Dataset rows

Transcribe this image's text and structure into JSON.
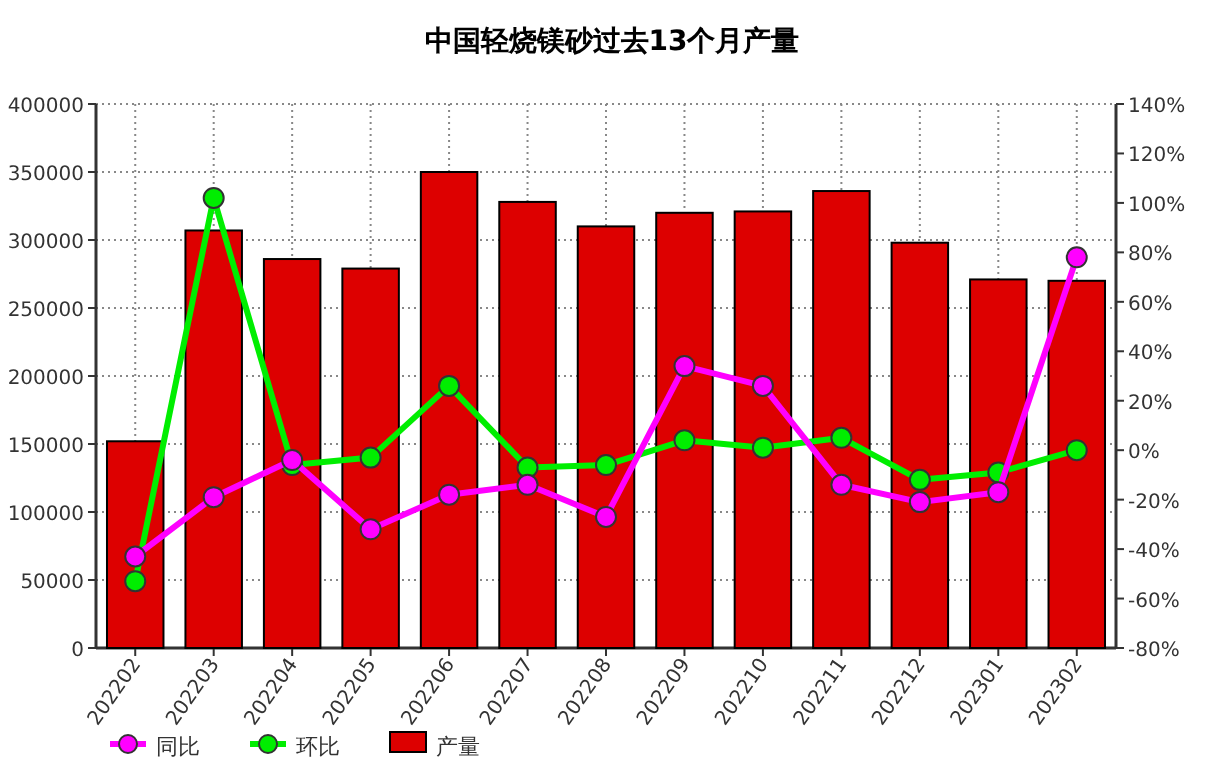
{
  "chart_data": {
    "type": "bar",
    "title": "中国轻烧镁砂过去13个月产量",
    "categories": [
      "202202",
      "202203",
      "202204",
      "202205",
      "202206",
      "202207",
      "202208",
      "202209",
      "202210",
      "202211",
      "202212",
      "202301",
      "202302"
    ],
    "series": [
      {
        "name": "同比",
        "type": "line",
        "axis": "y2",
        "color": "#ff00ff",
        "marker": "circle",
        "values": [
          -43,
          -19,
          -4,
          -32,
          -18,
          -14,
          -27,
          34,
          26,
          -14,
          -21,
          -17,
          78
        ]
      },
      {
        "name": "环比",
        "type": "line",
        "axis": "y2",
        "color": "#00ee00",
        "marker": "circle",
        "values": [
          -53,
          102,
          -6,
          -3,
          26,
          -7,
          -6,
          4,
          1,
          5,
          -12,
          -9,
          0
        ]
      },
      {
        "name": "产量",
        "color": "#dd0000",
        "values": [
          152000,
          307000,
          286000,
          279000,
          350000,
          328000,
          310000,
          320000,
          321000,
          336000,
          298000,
          271000,
          270000
        ]
      }
    ],
    "ylim": [
      0,
      400000
    ],
    "yticks": [
      0,
      50000,
      100000,
      150000,
      200000,
      250000,
      300000,
      350000,
      400000
    ],
    "y2lim": [
      -80,
      140
    ],
    "y2ticks": [
      {
        "value": -80,
        "label": "-80%"
      },
      {
        "value": -60,
        "label": "-60%"
      },
      {
        "value": -40,
        "label": "-40%"
      },
      {
        "value": -20,
        "label": "-20%"
      },
      {
        "value": 0,
        "label": "0%"
      },
      {
        "value": 20,
        "label": "20%"
      },
      {
        "value": 40,
        "label": "40%"
      },
      {
        "value": 60,
        "label": "60%"
      },
      {
        "value": 80,
        "label": "80%"
      },
      {
        "value": 100,
        "label": "100%"
      },
      {
        "value": 120,
        "label": "120%"
      },
      {
        "value": 140,
        "label": "140%"
      }
    ],
    "grid": true,
    "legend": "bottom left"
  }
}
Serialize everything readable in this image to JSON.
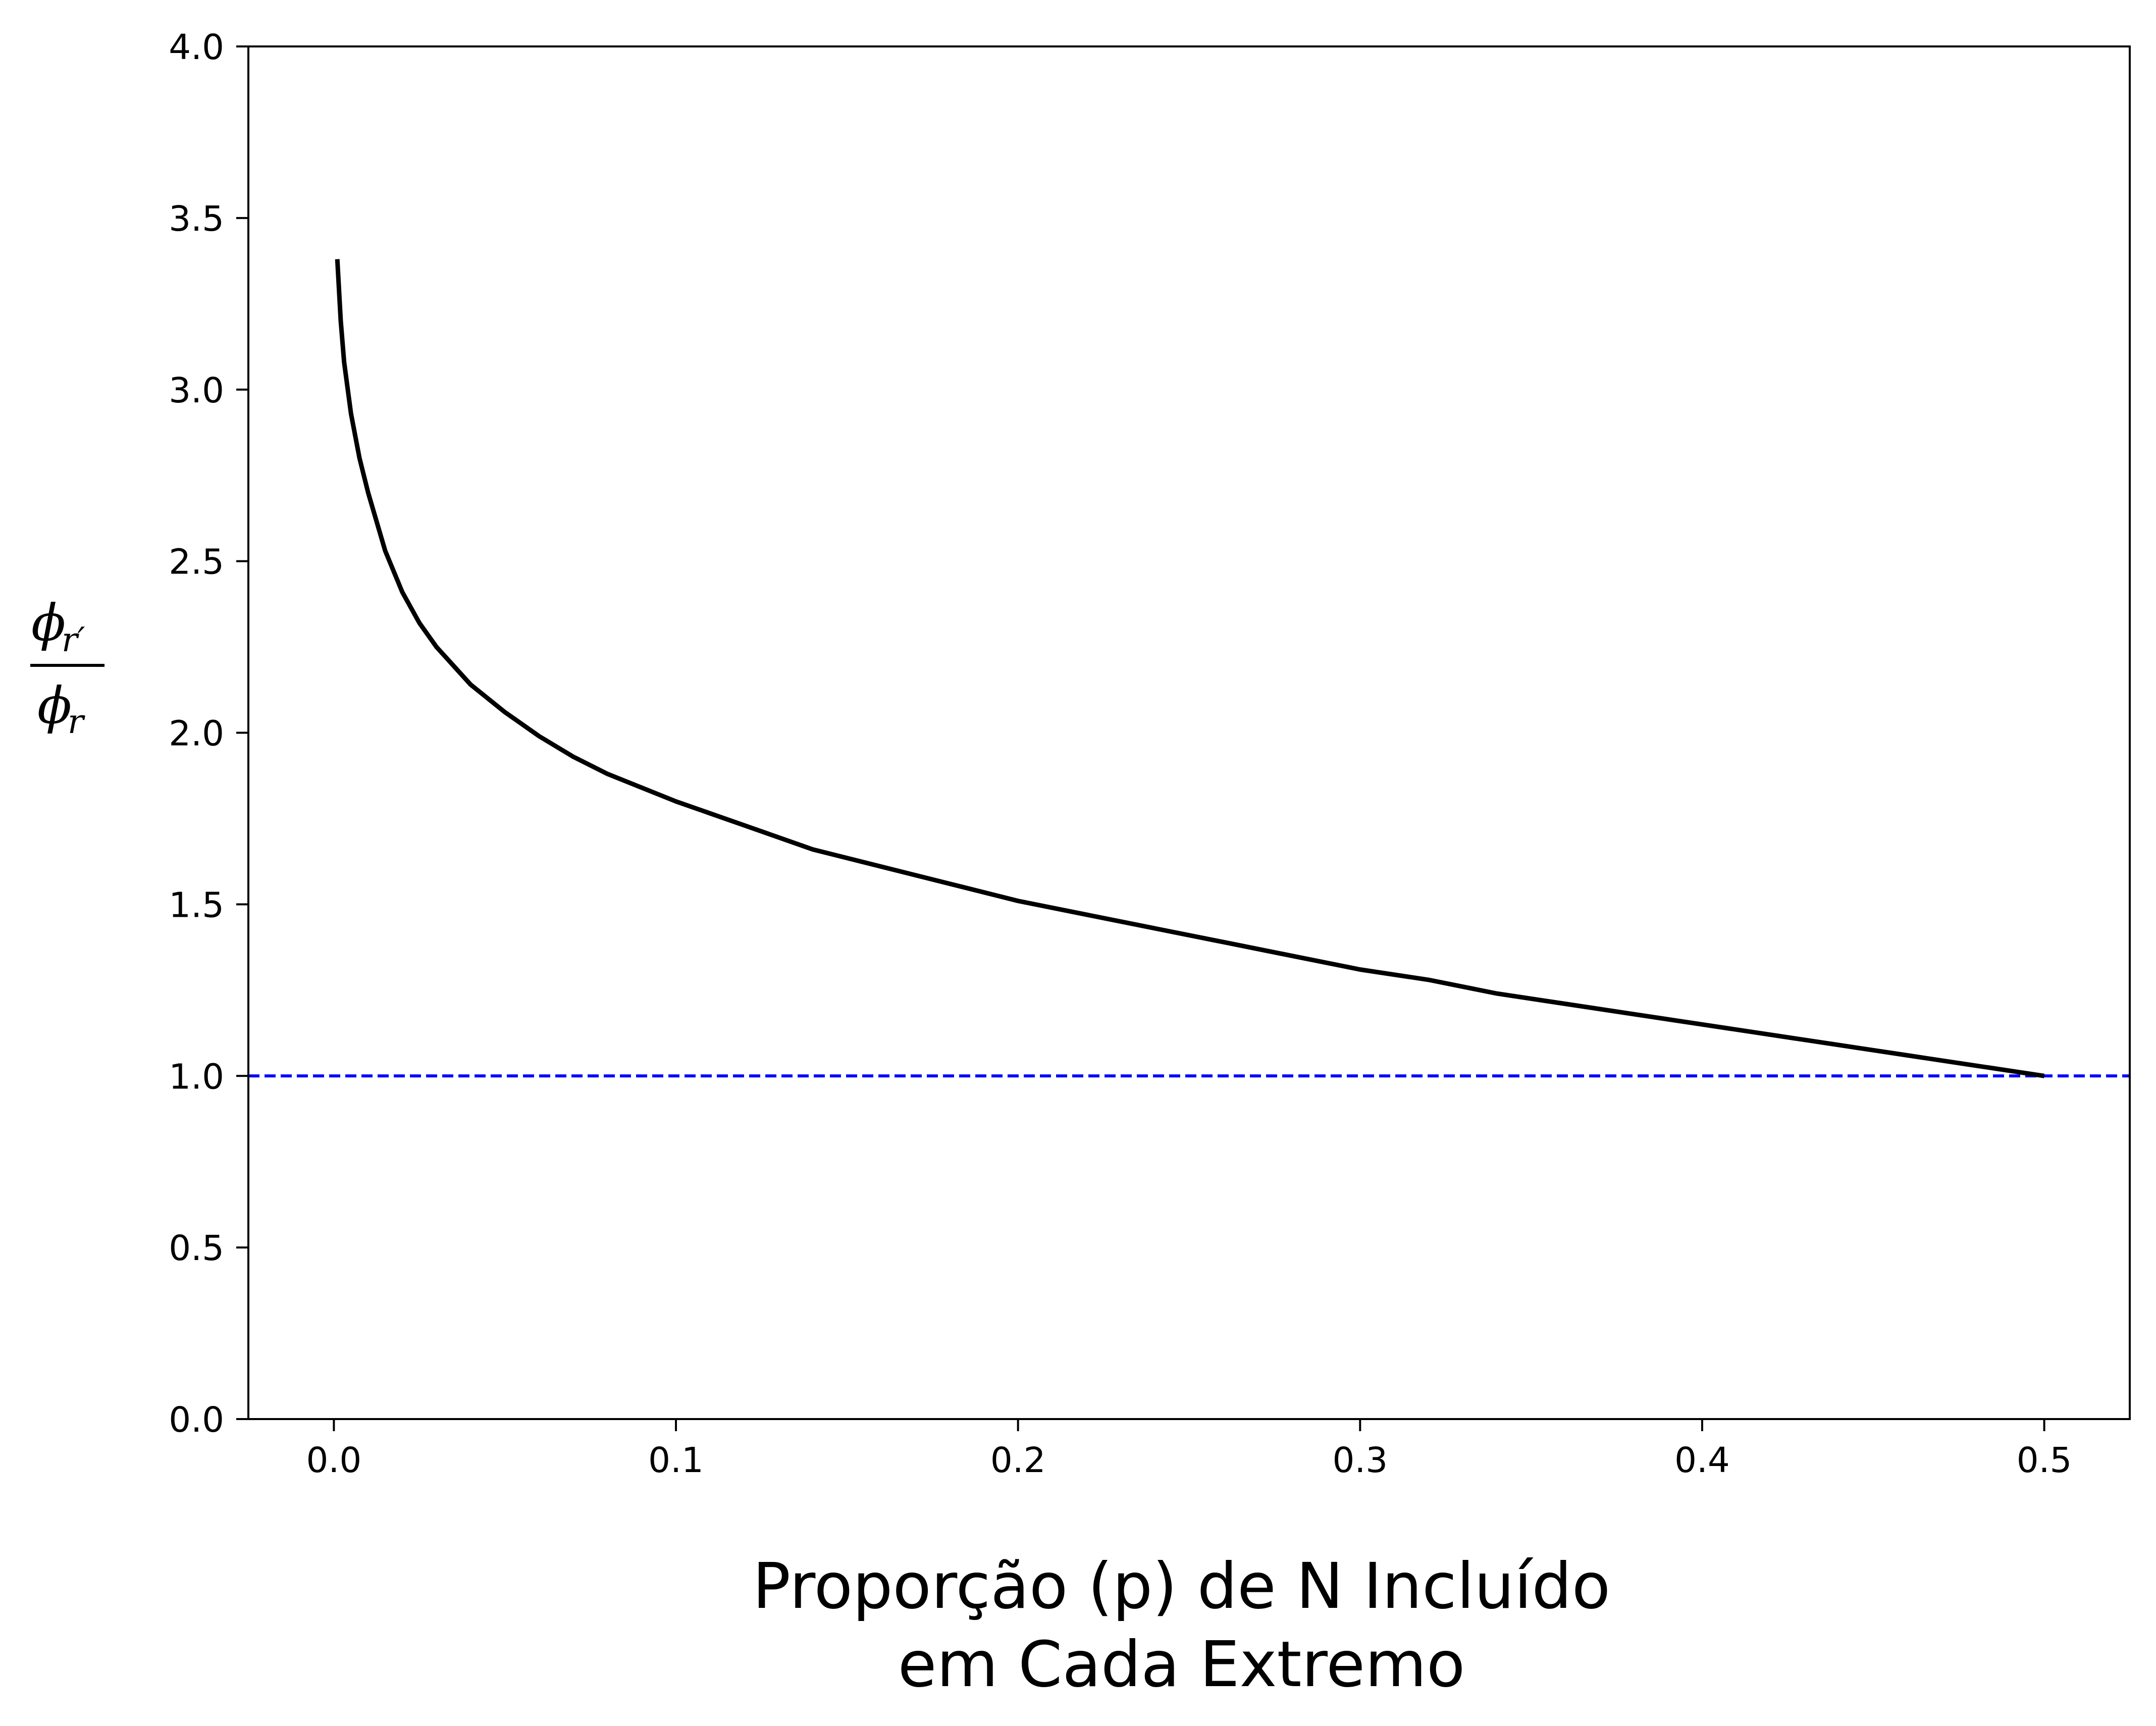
{
  "chart_data": {
    "type": "line",
    "title": "",
    "xlabel": [
      "Proporção (p) de N Incluído",
      "em Cada Extremo"
    ],
    "ylabel": {
      "numerator": "ϕ",
      "numerator_sub": "r′",
      "denominator": "ϕ",
      "denominator_sub": "r"
    },
    "xlim": [
      -0.025,
      0.525
    ],
    "ylim": [
      0.0,
      4.0
    ],
    "xticks": [
      0.0,
      0.1,
      0.2,
      0.3,
      0.4,
      0.5
    ],
    "xtick_labels": [
      "0.0",
      "0.1",
      "0.2",
      "0.3",
      "0.4",
      "0.5"
    ],
    "yticks": [
      0.0,
      0.5,
      1.0,
      1.5,
      2.0,
      2.5,
      3.0,
      3.5,
      4.0
    ],
    "ytick_labels": [
      "0.0",
      "0.5",
      "1.0",
      "1.5",
      "2.0",
      "2.5",
      "3.0",
      "3.5",
      "4.0"
    ],
    "grid": false,
    "series": [
      {
        "style": "solid",
        "color": "#000000",
        "x": [
          0.001,
          0.002,
          0.003,
          0.005,
          0.0075,
          0.01,
          0.015,
          0.02,
          0.025,
          0.03,
          0.04,
          0.05,
          0.06,
          0.07,
          0.08,
          0.09,
          0.1,
          0.12,
          0.14,
          0.16,
          0.18,
          0.2,
          0.22,
          0.24,
          0.26,
          0.28,
          0.3,
          0.32,
          0.34,
          0.36,
          0.38,
          0.4,
          0.42,
          0.44,
          0.46,
          0.48,
          0.5
        ],
        "y": [
          3.38,
          3.2,
          3.08,
          2.93,
          2.8,
          2.7,
          2.53,
          2.41,
          2.32,
          2.25,
          2.14,
          2.06,
          1.99,
          1.93,
          1.88,
          1.84,
          1.8,
          1.73,
          1.66,
          1.61,
          1.56,
          1.51,
          1.47,
          1.43,
          1.39,
          1.35,
          1.31,
          1.28,
          1.24,
          1.21,
          1.18,
          1.15,
          1.12,
          1.09,
          1.06,
          1.03,
          1.0
        ]
      }
    ],
    "reference_line": {
      "y": 1.0,
      "style": "dashed",
      "color": "#0000ff"
    }
  }
}
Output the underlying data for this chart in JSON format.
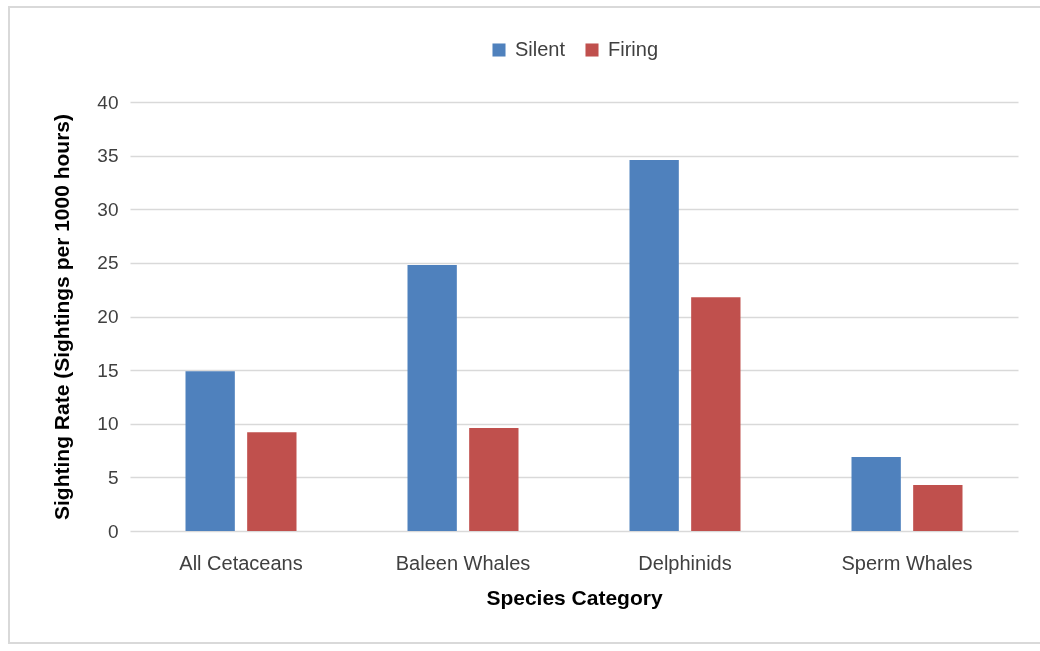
{
  "chart_data": {
    "type": "bar",
    "xlabel": "Species Category",
    "ylabel": "Sighting Rate (Sightings per 1000 hours)",
    "categories": [
      "All Cetaceans",
      "Baleen Whales",
      "Delphinids",
      "Sperm Whales"
    ],
    "series": [
      {
        "name": "Silent",
        "color": "#4f81bd",
        "values": [
          14.9,
          24.8,
          34.6,
          6.9
        ]
      },
      {
        "name": "Firing",
        "color": "#c0504d",
        "values": [
          9.2,
          9.6,
          21.8,
          4.3
        ]
      }
    ],
    "ylim": [
      0,
      40
    ],
    "yticks": [
      0,
      5,
      10,
      15,
      20,
      25,
      30,
      35,
      40
    ],
    "grid": "y",
    "legend": "top"
  }
}
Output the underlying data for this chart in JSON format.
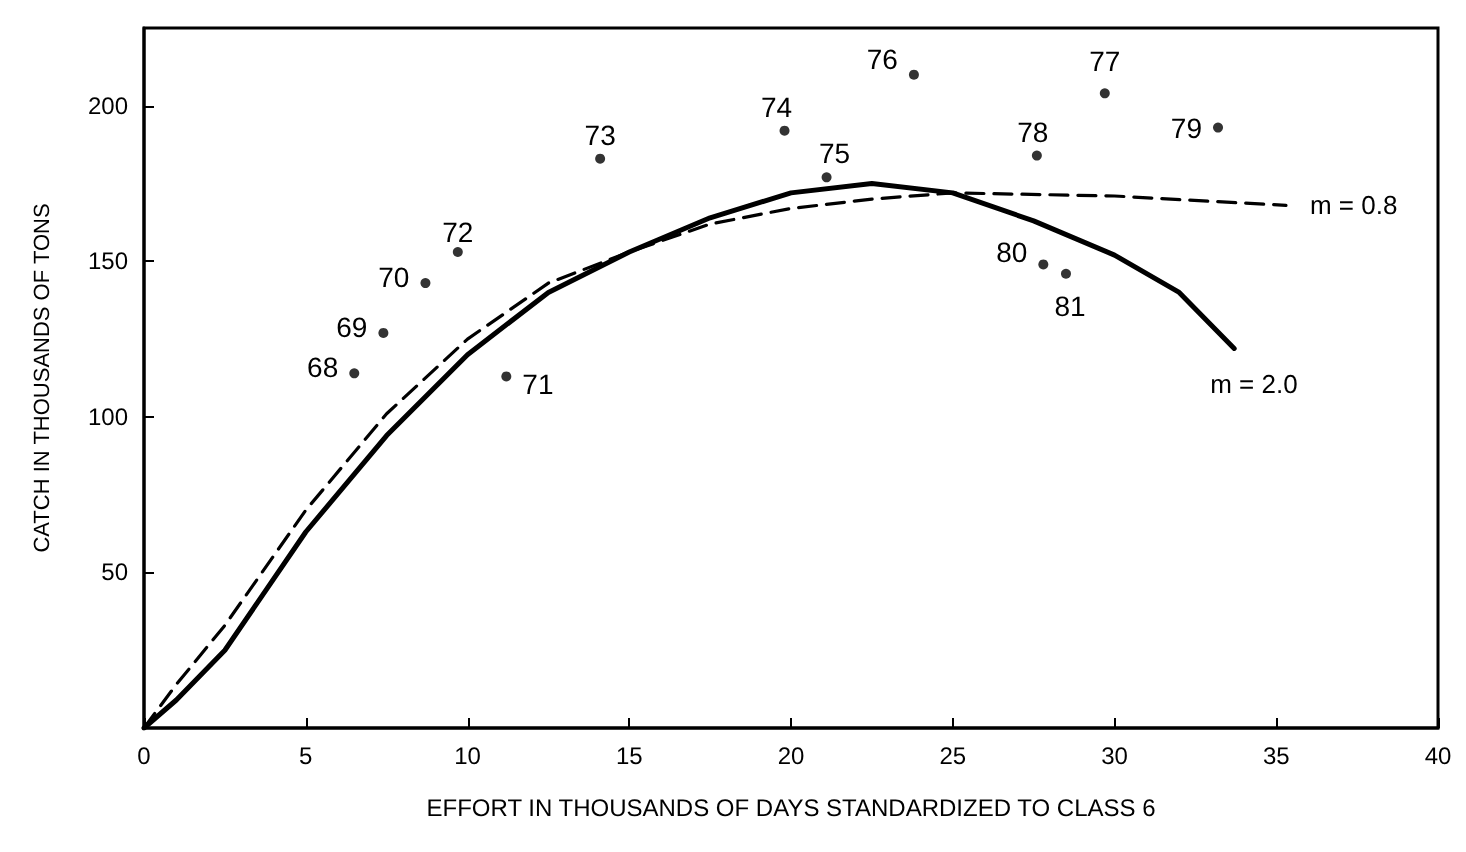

Problem details> Set down all the entries exactly as they appear, but skip any pictures.

Finished exercise>
Transcribe this image's text and structure into JSON.
{
  "chart_data": {
    "type": "bar",
    "title": "中国轻烧镁砂过去13个月产量",
    "categories": [
      "202202",
      "202203",
      "202204",
      "202205",
      "202206",
      "202207",
      "202208",
      "202209",
      "202210",
      "202211",
      "202212",
      "202301",
      "202302"
    ],
    "series": [
      {
        "name": "同比",
        "type": "line",
        "axis": "y2",
        "color": "#ff00ff",
        "marker": "circle",
        "values": [
          -43,
          -19,
          -4,
          -32,
          -18,
          -14,
          -27,
          34,
          26,
          -14,
          -21,
          -17,
          78
        ]
      },
      {
        "name": "环比",
        "type": "line",
        "axis": "y2",
        "color": "#00ee00",
        "marker": "circle",
        "values": [
          -53,
          102,
          -6,
          -3,
          26,
          -7,
          -6,
          4,
          1,
          5,
          -12,
          -9,
          0
        ]
      },
      {
        "name": "产量",
        "color": "#dd0000",
        "values": [
          152000,
          307000,
          286000,
          279000,
          350000,
          328000,
          310000,
          320000,
          321000,
          336000,
          298000,
          271000,
          270000
        ]
      }
    ],
    "ylim": [
      0,
      400000
    ],
    "yticks": [
      0,
      50000,
      100000,
      150000,
      200000,
      250000,
      300000,
      350000,
      400000
    ],
    "y2lim": [
      -80,
      140
    ],
    "y2ticks": [
      {
        "value": -80,
        "label": "-80%"
      },
      {
        "value": -60,
        "label": "-60%"
      },
      {
        "value": -40,
        "label": "-40%"
      },
      {
        "value": -20,
        "label": "-20%"
      },
      {
        "value": 0,
        "label": "0%"
      },
      {
        "value": 20,
        "label": "20%"
      },
      {
        "value": 40,
        "label": "40%"
      },
      {
        "value": 60,
        "label": "60%"
      },
      {
        "value": 80,
        "label": "80%"
      },
      {
        "value": 100,
        "label": "100%"
      },
      {
        "value": 120,
        "label": "120%"
      },
      {
        "value": 140,
        "label": "140%"
      }
    ],
    "grid": true,
    "legend": "bottom left"
  }
}
Serialize everything readable in this image to JSON.
{
  "chart_data": {
    "type": "line",
    "title": "",
    "xlabel": [
      "Proporção (p) de N Incluído",
      "em Cada Extremo"
    ],
    "ylabel": {
      "numerator": "ϕ",
      "numerator_sub": "r′",
      "denominator": "ϕ",
      "denominator_sub": "r"
    },
    "xlim": [
      -0.025,
      0.525
    ],
    "ylim": [
      0.0,
      4.0
    ],
    "xticks": [
      0.0,
      0.1,
      0.2,
      0.3,
      0.4,
      0.5
    ],
    "xtick_labels": [
      "0.0",
      "0.1",
      "0.2",
      "0.3",
      "0.4",
      "0.5"
    ],
    "yticks": [
      0.0,
      0.5,
      1.0,
      1.5,
      2.0,
      2.5,
      3.0,
      3.5,
      4.0
    ],
    "ytick_labels": [
      "0.0",
      "0.5",
      "1.0",
      "1.5",
      "2.0",
      "2.5",
      "3.0",
      "3.5",
      "4.0"
    ],
    "grid": false,
    "series": [
      {
        "style": "solid",
        "color": "#000000",
        "x": [
          0.001,
          0.002,
          0.003,
          0.005,
          0.0075,
          0.01,
          0.015,
          0.02,
          0.025,
          0.03,
          0.04,
          0.05,
          0.06,
          0.07,
          0.08,
          0.09,
          0.1,
          0.12,
          0.14,
          0.16,
          0.18,
          0.2,
          0.22,
          0.24,
          0.26,
          0.28,
          0.3,
          0.32,
          0.34,
          0.36,
          0.38,
          0.4,
          0.42,
          0.44,
          0.46,
          0.48,
          0.5
        ],
        "y": [
          3.38,
          3.2,
          3.08,
          2.93,
          2.8,
          2.7,
          2.53,
          2.41,
          2.32,
          2.25,
          2.14,
          2.06,
          1.99,
          1.93,
          1.88,
          1.84,
          1.8,
          1.73,
          1.66,
          1.61,
          1.56,
          1.51,
          1.47,
          1.43,
          1.39,
          1.35,
          1.31,
          1.28,
          1.24,
          1.21,
          1.18,
          1.15,
          1.12,
          1.09,
          1.06,
          1.03,
          1.0
        ]
      }
    ],
    "reference_line": {
      "y": 1.0,
      "style": "dashed",
      "color": "#0000ff"
    }
  }
}
Output the underlying data for this chart in JSON format.
{
  "chart_data": {
    "type": "bar",
    "xlabel": "Species Category",
    "ylabel": "Sighting Rate (Sightings per 1000 hours)",
    "categories": [
      "All Cetaceans",
      "Baleen Whales",
      "Delphinids",
      "Sperm Whales"
    ],
    "series": [
      {
        "name": "Silent",
        "color": "#4f81bd",
        "values": [
          14.9,
          24.8,
          34.6,
          6.9
        ]
      },
      {
        "name": "Firing",
        "color": "#c0504d",
        "values": [
          9.2,
          9.6,
          21.8,
          4.3
        ]
      }
    ],
    "ylim": [
      0,
      40
    ],
    "yticks": [
      0,
      5,
      10,
      15,
      20,
      25,
      30,
      35,
      40
    ],
    "grid": "y",
    "legend": "top"
  }
}
Output the underlying data for this chart in JSON format.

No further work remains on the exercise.